It's similar to Postgres's
date_bin function, but it gives you more
flexibility in the bucket size and start time.
You can use it to roll up data for analysis or downsampling. For example, you can calculate 5-minute averages for a sensor reading over the last day. You can perform these rollups as needed, or pre-calculate them in continuous aggregates.
This section explains how time bucketing works. For examples of the
time_bucket function, see the section on
Aggregate time-series data with
time_bucket.
Time bucketing groups data into time intervals. With
time_bucket, the interval
length can be any number of microseconds, milliseconds, seconds, minutes, hours,
days, weeks, months, years, or centuries.
The
time_bucket function is usually used in combination with
GROUP BY to
aggregate data. For example, you can calculate the average, maximum, minimum, or
sum of values within a bucket.
The origin determines when time buckets start and end. By default, a time bucket
doesn't start at the earliest timestamp in your data. There is often a more
logical time. For example, you might collect your first data point at
00:37,
but you probably want your daily buckets to start at midnight. Similarly, you
might collect your first data point on a Wednesday, but you might want your
weekly buckets calculated from Sunday or Monday.
Instead, time is divided into buckets based on intervals from the origin. The
following diagram shows how, using the example of 2-week buckets. The first
possible start date for a bucket is
origin. The next possible start date for a
bucket is
origin + bucket interval. If your first timestamp does not fall
exactly on a possible start date, the immediately preceding start date is used
for the beginning of the bucket.
For example, say that your data's earliest timestamp is April 24, 2020. If you bucket by an interval of two weeks, the first bucket doesn't start on April 24, which is a Friday. It also doesn't start on April 20, which is the immediately preceding Monday. It starts on April 13, because you can get to April 13, 2020, by counting in two-week increments from January 3, 2000, which is the default origin in this case.
For intervals that don't include months or years, the default origin is January 3, 2000. For month, year, or century intervals, the default origin is January 1, 2000. For integer time values, the default origin is 0.

§ Data section:
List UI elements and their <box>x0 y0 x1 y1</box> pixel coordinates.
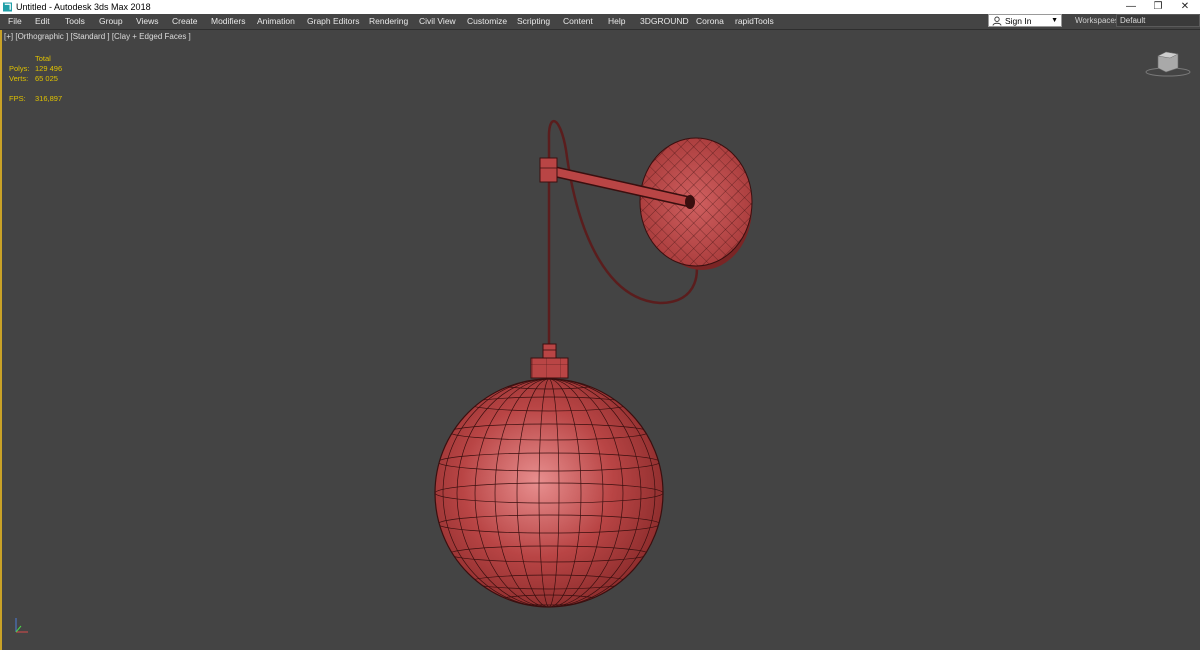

§ Directive: Could you reproduce everything in the time bucketing text from "This section explains" down to "time_bucket.", changing "explains" to "describes"?

§ Exercise answer:
This section describes how time bucketing works. For examples of the
time_bucket function, see the section on
Aggregate time-series data with
time_bucket.